**Goal**
The entries need to be copied exactly.
=====
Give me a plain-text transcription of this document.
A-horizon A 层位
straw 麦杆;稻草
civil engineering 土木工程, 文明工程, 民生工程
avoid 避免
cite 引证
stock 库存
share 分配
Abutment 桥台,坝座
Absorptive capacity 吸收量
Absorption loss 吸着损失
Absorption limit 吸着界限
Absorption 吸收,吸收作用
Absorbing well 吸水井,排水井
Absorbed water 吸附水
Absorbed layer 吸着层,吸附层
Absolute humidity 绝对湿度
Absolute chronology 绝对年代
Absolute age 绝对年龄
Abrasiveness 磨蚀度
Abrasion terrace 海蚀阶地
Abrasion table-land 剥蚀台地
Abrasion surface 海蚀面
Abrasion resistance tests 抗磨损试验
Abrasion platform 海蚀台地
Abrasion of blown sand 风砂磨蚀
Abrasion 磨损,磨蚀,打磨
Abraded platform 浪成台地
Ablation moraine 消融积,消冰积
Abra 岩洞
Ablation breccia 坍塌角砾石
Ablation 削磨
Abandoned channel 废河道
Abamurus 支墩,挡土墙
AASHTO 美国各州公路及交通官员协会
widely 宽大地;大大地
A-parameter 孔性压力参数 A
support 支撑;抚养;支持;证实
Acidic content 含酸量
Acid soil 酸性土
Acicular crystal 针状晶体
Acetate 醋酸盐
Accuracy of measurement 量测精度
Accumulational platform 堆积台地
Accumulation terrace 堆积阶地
=====
**Response for this exercise**
Give me a plain-text transcription of this document.
A-horizon A 层位
straw 麦杆;稻草
civil engineering 土木工程, 文明工程, 民生工程
avoid 避免
cite 引证
stock 库存
share 分配
Abutment 桥台,坝座
Absorptive capacity 吸收量
Absorption loss 吸着损失
Absorption limit 吸着界限
Absorption 吸收,吸收作用
Absorbing well 吸水井,排水井
Absorbed water 吸附水
Absorbed layer 吸着层,吸附层
Absolute humidity 绝对湿度
Absolute chronology 绝对年代
Absolute age 绝对年龄
Abrasiveness 磨蚀度
Abrasion terrace 海蚀阶地
Abrasion table-land 剥蚀台地
Abrasion surface 海蚀面
Abrasion resistance tests 抗磨损试验
Abrasion platform 海蚀台地
Abrasion of blown sand 风砂磨蚀
Abrasion 磨损,磨蚀,打磨
Abraded platform 浪成台地
Ablation moraine 消融积,消冰积
Abra 岩洞
Ablation breccia 坍塌角砾石
Ablation 削磨
Abandoned channel 废河道
Abamurus 支墩,挡土墙
AASHTO 美国各州公路及交通官员协会
widely 宽大地;大大地
A-parameter 孔性压力参数 A
support 支撑;抚养;支持;证实
Acidic content 含酸量
Acid soil 酸性土
Acicular crystal 针状晶体
Acetate 醋酸盐
Accuracy of measurement 量测精度
Accumulational platform 堆积台地
Accumulation terrace 堆积阶地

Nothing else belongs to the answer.